→ Record excerpts:
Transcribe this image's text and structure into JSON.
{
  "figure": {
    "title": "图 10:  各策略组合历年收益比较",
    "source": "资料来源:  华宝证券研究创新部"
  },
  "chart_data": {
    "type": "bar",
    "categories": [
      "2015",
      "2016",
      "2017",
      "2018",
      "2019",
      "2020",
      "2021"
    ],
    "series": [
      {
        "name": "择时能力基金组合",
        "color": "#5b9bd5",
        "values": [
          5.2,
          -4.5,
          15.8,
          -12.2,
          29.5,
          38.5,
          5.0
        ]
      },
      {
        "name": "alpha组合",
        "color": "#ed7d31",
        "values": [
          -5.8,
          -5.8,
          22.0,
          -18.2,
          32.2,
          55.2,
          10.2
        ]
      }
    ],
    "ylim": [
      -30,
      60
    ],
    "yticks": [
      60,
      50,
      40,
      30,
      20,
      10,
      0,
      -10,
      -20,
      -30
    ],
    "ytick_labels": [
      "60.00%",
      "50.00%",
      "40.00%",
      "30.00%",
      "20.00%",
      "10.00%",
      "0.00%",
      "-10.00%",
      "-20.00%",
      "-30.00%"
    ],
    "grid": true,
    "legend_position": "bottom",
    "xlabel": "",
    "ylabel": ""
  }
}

→ Task goal: Above are the records; copy all of them exactly.

→ Solved problem:
Transcribe this image's text and structure into JSON.
{
  "figure": {
    "title": "图 10:  各策略组合历年收益比较",
    "source": "资料来源:  华宝证券研究创新部"
  },
  "chart_data": {
    "type": "bar",
    "categories": [
      "2015",
      "2016",
      "2017",
      "2018",
      "2019",
      "2020",
      "2021"
    ],
    "series": [
      {
        "name": "择时能力基金组合",
        "color": "#5b9bd5",
        "values": [
          5.2,
          -4.5,
          15.8,
          -12.2,
          29.5,
          38.5,
          5.0
        ]
      },
      {
        "name": "alpha组合",
        "color": "#ed7d31",
        "values": [
          -5.8,
          -5.8,
          22.0,
          -18.2,
          32.2,
          55.2,
          10.2
        ]
      }
    ],
    "ylim": [
      -30,
      60
    ],
    "yticks": [
      60,
      50,
      40,
      30,
      20,
      10,
      0,
      -10,
      -20,
      -30
    ],
    "ytick_labels": [
      "60.00%",
      "50.00%",
      "40.00%",
      "30.00%",
      "20.00%",
      "10.00%",
      "0.00%",
      "-10.00%",
      "-20.00%",
      "-30.00%"
    ],
    "grid": true,
    "legend_position": "bottom",
    "xlabel": "",
    "ylabel": ""
  }
}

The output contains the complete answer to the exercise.